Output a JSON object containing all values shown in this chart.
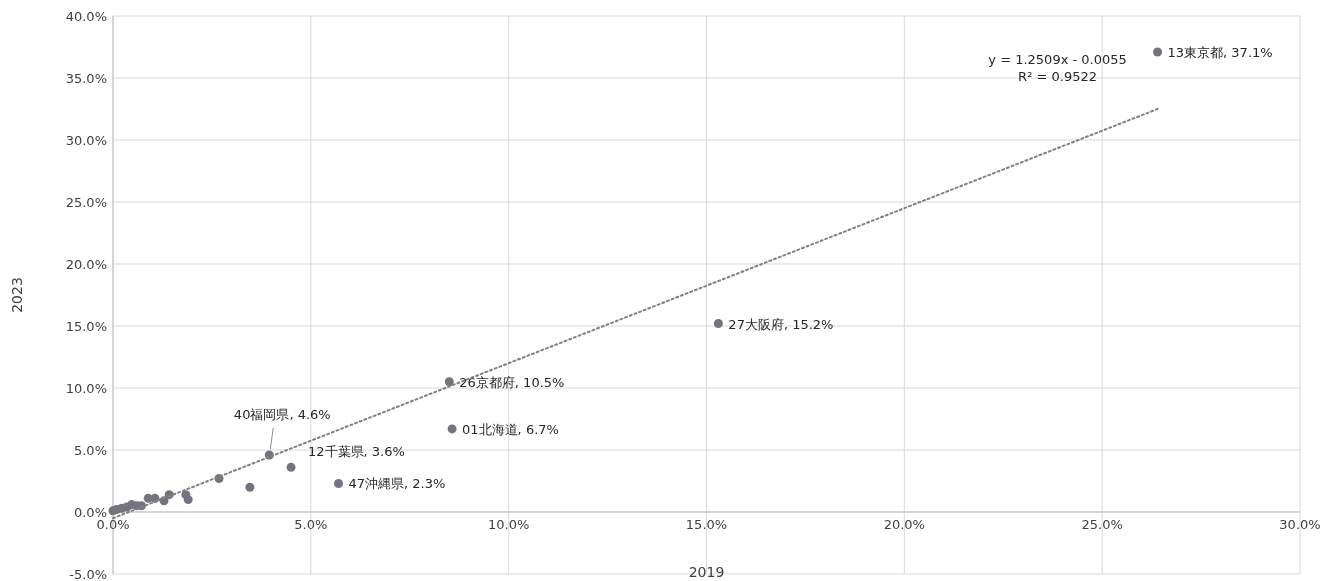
{
  "chart_data": {
    "type": "scatter",
    "xlabel": "2019",
    "ylabel": "2023",
    "annotations": [
      "y = 1.2509x - 0.0055",
      "R² = 0.9522"
    ],
    "xlim": [
      0,
      30
    ],
    "ylim": [
      -5,
      40
    ],
    "xticks": [
      {
        "value": 0,
        "label": "0.0%"
      },
      {
        "value": 5,
        "label": "5.0%"
      },
      {
        "value": 10,
        "label": "10.0%"
      },
      {
        "value": 15,
        "label": "15.0%"
      },
      {
        "value": 20,
        "label": "20.0%"
      },
      {
        "value": 25,
        "label": "25.0%"
      },
      {
        "value": 30,
        "label": "30.0%"
      }
    ],
    "yticks": [
      {
        "value": -5,
        "label": "-5.0%"
      },
      {
        "value": 0,
        "label": "0.0%"
      },
      {
        "value": 5,
        "label": "5.0%"
      },
      {
        "value": 10,
        "label": "10.0%"
      },
      {
        "value": 15,
        "label": "15.0%"
      },
      {
        "value": 20,
        "label": "20.0%"
      },
      {
        "value": 25,
        "label": "25.0%"
      },
      {
        "value": 30,
        "label": "30.0%"
      },
      {
        "value": 35,
        "label": "35.0%"
      },
      {
        "value": 40,
        "label": "40.0%"
      }
    ],
    "grid": true,
    "marker": "circle",
    "series": [
      {
        "type": "scatter",
        "color": "#76737f",
        "x": [
          0.0,
          0.09,
          0.22,
          0.35,
          0.47,
          0.6,
          0.72,
          0.89,
          1.06,
          1.29,
          1.42,
          1.84,
          1.9,
          2.68,
          3.46,
          3.95,
          4.5,
          5.7,
          8.5,
          8.57,
          15.3,
          26.4
        ],
        "values": [
          0.1,
          0.2,
          0.3,
          0.4,
          0.6,
          0.5,
          0.5,
          1.1,
          1.1,
          0.9,
          1.4,
          1.4,
          1.0,
          2.7,
          2.0,
          4.6,
          3.6,
          2.3,
          10.5,
          6.7,
          15.2,
          37.1
        ],
        "value_labels": [
          null,
          null,
          null,
          null,
          null,
          null,
          null,
          null,
          null,
          null,
          null,
          null,
          null,
          null,
          null,
          "40福岡県, 4.6%",
          "12千葉県, 3.6%",
          "47沖縄県, 2.3%",
          "26京都府, 10.5%",
          "01北海道, 6.7%",
          "27大阪府, 15.2%",
          "13東京都, 37.1%"
        ]
      },
      {
        "type": "line",
        "color": "#808080",
        "line_style": "dotted",
        "marker": "none",
        "x": [
          0,
          26.4
        ],
        "values": [
          -0.5,
          32.5
        ]
      }
    ]
  }
}
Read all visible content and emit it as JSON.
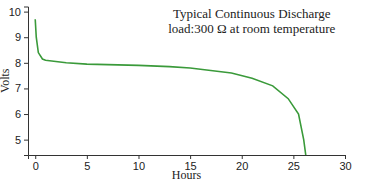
{
  "chart_data": {
    "type": "line",
    "title": "Typical Continuous Discharge",
    "subtitle": "load:300 Ω at room temperature",
    "x_label": "Hours",
    "y_label": "Volts",
    "x": [
      0,
      0.1,
      0.3,
      0.7,
      1,
      3,
      5,
      10,
      13,
      15,
      17,
      19,
      21,
      23,
      24.5,
      25.5,
      26,
      26.2
    ],
    "values": [
      9.7,
      9.0,
      8.4,
      8.15,
      8.1,
      8.0,
      7.95,
      7.9,
      7.85,
      7.8,
      7.7,
      7.6,
      7.4,
      7.1,
      6.6,
      6.0,
      5.0,
      4.4
    ],
    "color": "#3a9a3a",
    "xlim": [
      -0.7,
      30
    ],
    "ylim": [
      4.4,
      10.2
    ],
    "xticks": [
      0,
      5,
      10,
      15,
      20,
      25,
      30
    ],
    "yticks": [
      5,
      6,
      7,
      8,
      9,
      10
    ],
    "grid": false
  }
}
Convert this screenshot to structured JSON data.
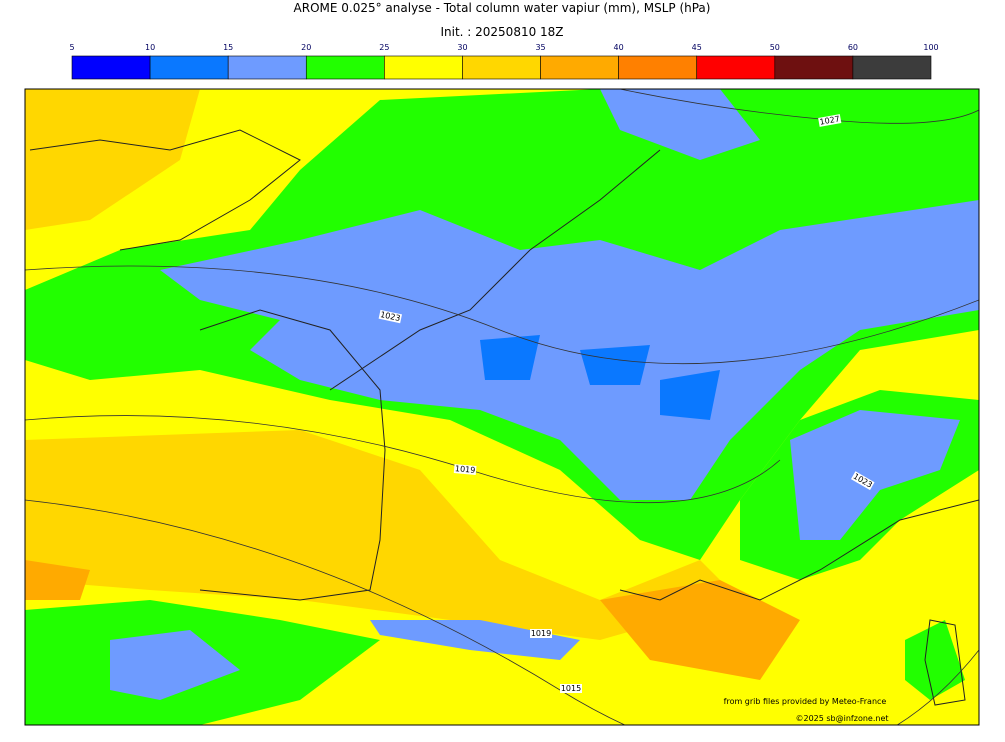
{
  "header": {
    "title": "AROME 0.025° analyse - Total column water vapiur (mm), MSLP (hPa)",
    "init": "Init. : 20250810 18Z"
  },
  "colorbar": {
    "ticks": [
      "5",
      "10",
      "15",
      "20",
      "25",
      "30",
      "35",
      "40",
      "45",
      "50",
      "60",
      "100"
    ],
    "colors": [
      "#0000ff",
      "#0a78ff",
      "#6e9bff",
      "#22ff00",
      "#ffff00",
      "#ffd700",
      "#ffaa00",
      "#ff8000",
      "#ff0000",
      "#6e1010",
      "#3c3c3c"
    ]
  },
  "map": {
    "contour_labels": [
      "1027",
      "1023",
      "1019",
      "1023",
      "1019",
      "1015"
    ],
    "credits": [
      "from grib files provided by Meteo-France",
      "©2025 sb@infzone.net"
    ]
  }
}
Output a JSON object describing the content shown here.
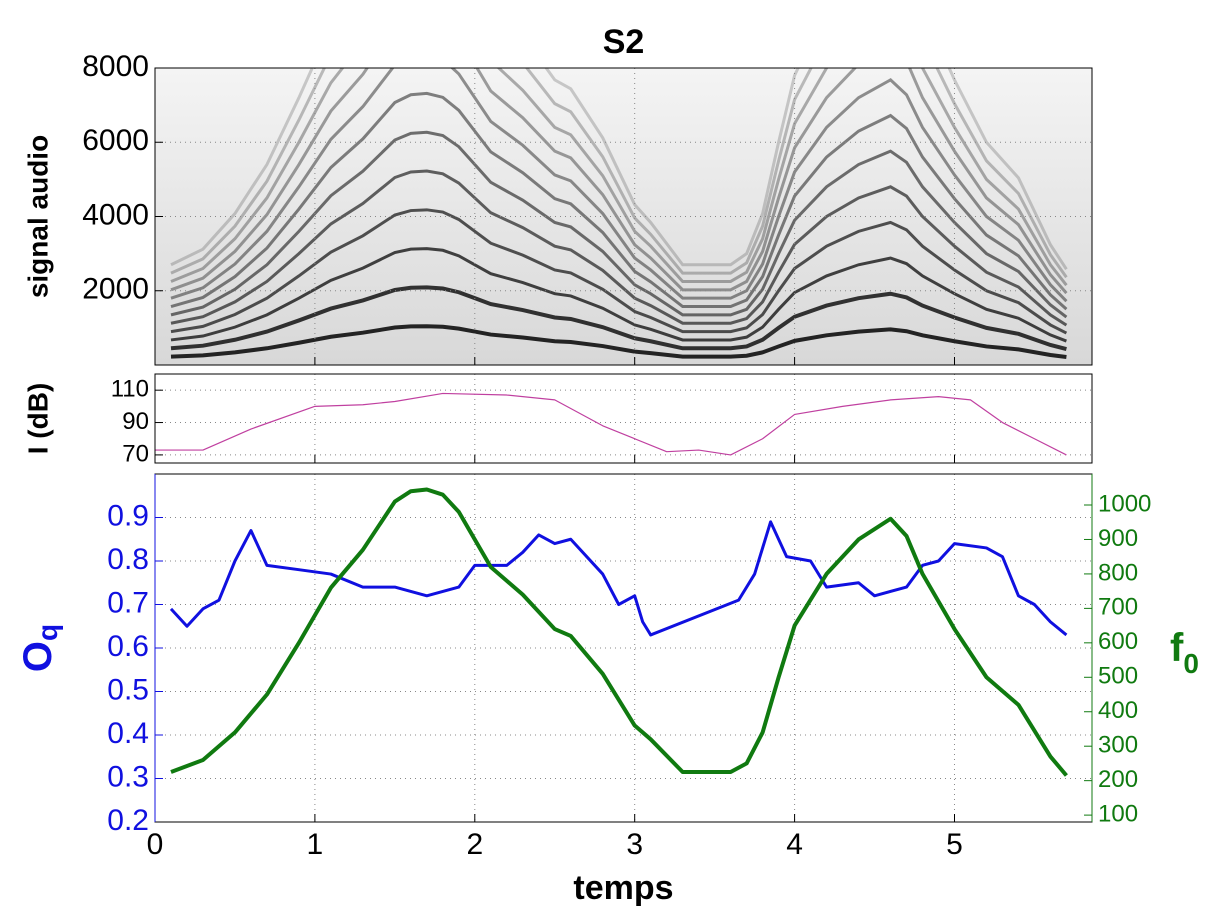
{
  "chart_data": [
    {
      "type": "spectrogram",
      "title": "S2",
      "ylabel": "signal audio",
      "xlim": [
        0,
        5.86
      ],
      "xticks": [
        0,
        1,
        2,
        3,
        4,
        5
      ],
      "ylim": [
        0,
        8000
      ],
      "yticks": [
        2000,
        4000,
        6000,
        8000
      ],
      "grid": true
    },
    {
      "type": "line",
      "ylabel": "I (dB)",
      "xlim": [
        0,
        5.86
      ],
      "xticks": [
        0,
        1,
        2,
        3,
        4,
        5
      ],
      "ylim": [
        65,
        120
      ],
      "yticks": [
        70,
        90,
        110
      ],
      "grid": true,
      "series": [
        {
          "color": "#c040a0",
          "x": [
            0,
            0.3,
            0.6,
            1.0,
            1.3,
            1.5,
            1.8,
            2.2,
            2.5,
            2.8,
            3.0,
            3.2,
            3.4,
            3.6,
            3.8,
            4.0,
            4.3,
            4.6,
            4.9,
            5.1,
            5.3,
            5.5,
            5.7
          ],
          "values": [
            73,
            73,
            86,
            100,
            101,
            103,
            108,
            107,
            104,
            88,
            80,
            72,
            73,
            70,
            80,
            95,
            100,
            104,
            106,
            104,
            90,
            80,
            70
          ]
        }
      ]
    },
    {
      "type": "dual-line",
      "xlabel": "temps",
      "ylabel": "O",
      "ylabel_sub": "q",
      "y2label": "f",
      "y2label_sub": "0",
      "xlim": [
        0,
        5.86
      ],
      "xticks": [
        0,
        1,
        2,
        3,
        4,
        5
      ],
      "ylim": [
        0.2,
        1.0
      ],
      "yticks": [
        0.2,
        0.3,
        0.4,
        0.5,
        0.6,
        0.7,
        0.8,
        0.9
      ],
      "y2lim": [
        80,
        1090
      ],
      "y2ticks": [
        100,
        200,
        300,
        400,
        500,
        600,
        700,
        800,
        900,
        1000
      ],
      "grid": true,
      "series": [
        {
          "color": "#1010e0",
          "x": [
            0.1,
            0.2,
            0.3,
            0.4,
            0.5,
            0.6,
            0.7,
            0.9,
            1.1,
            1.3,
            1.5,
            1.7,
            1.9,
            2.0,
            2.2,
            2.3,
            2.4,
            2.5,
            2.6,
            2.8,
            2.9,
            3.0,
            3.05,
            3.1,
            3.65,
            3.75,
            3.85,
            3.95,
            4.1,
            4.2,
            4.4,
            4.5,
            4.7,
            4.8,
            4.9,
            5.0,
            5.2,
            5.3,
            5.4,
            5.5,
            5.6,
            5.7
          ],
          "values": [
            0.69,
            0.65,
            0.69,
            0.71,
            0.8,
            0.87,
            0.79,
            0.78,
            0.77,
            0.74,
            0.74,
            0.72,
            0.74,
            0.79,
            0.79,
            0.82,
            0.86,
            0.84,
            0.85,
            0.77,
            0.7,
            0.72,
            0.66,
            0.63,
            0.71,
            0.77,
            0.89,
            0.81,
            0.8,
            0.74,
            0.75,
            0.72,
            0.74,
            0.79,
            0.8,
            0.84,
            0.83,
            0.81,
            0.72,
            0.7,
            0.66,
            0.63
          ]
        },
        {
          "color": "#107a10",
          "axis": "y2",
          "x": [
            0.1,
            0.3,
            0.5,
            0.7,
            0.9,
            1.1,
            1.3,
            1.5,
            1.6,
            1.7,
            1.8,
            1.9,
            2.0,
            2.1,
            2.3,
            2.5,
            2.6,
            2.8,
            3.0,
            3.1,
            3.3,
            3.6,
            3.7,
            3.8,
            3.9,
            4.0,
            4.2,
            4.4,
            4.6,
            4.7,
            4.8,
            5.0,
            5.2,
            5.4,
            5.6,
            5.7
          ],
          "values": [
            225,
            260,
            340,
            450,
            600,
            760,
            870,
            1010,
            1040,
            1045,
            1030,
            980,
            900,
            820,
            740,
            640,
            620,
            510,
            360,
            320,
            225,
            225,
            250,
            340,
            500,
            650,
            800,
            900,
            960,
            910,
            800,
            640,
            500,
            420,
            270,
            215
          ]
        }
      ]
    }
  ]
}
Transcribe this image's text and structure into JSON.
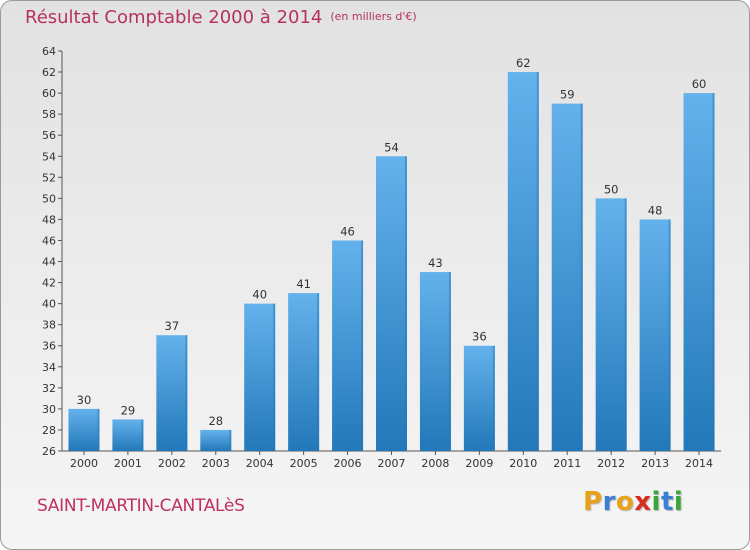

###

PROBLEM REQUIREMENTS: Going through the records above, state how many lines carry "object", with no other text.

EXPECTED ANSWER: 2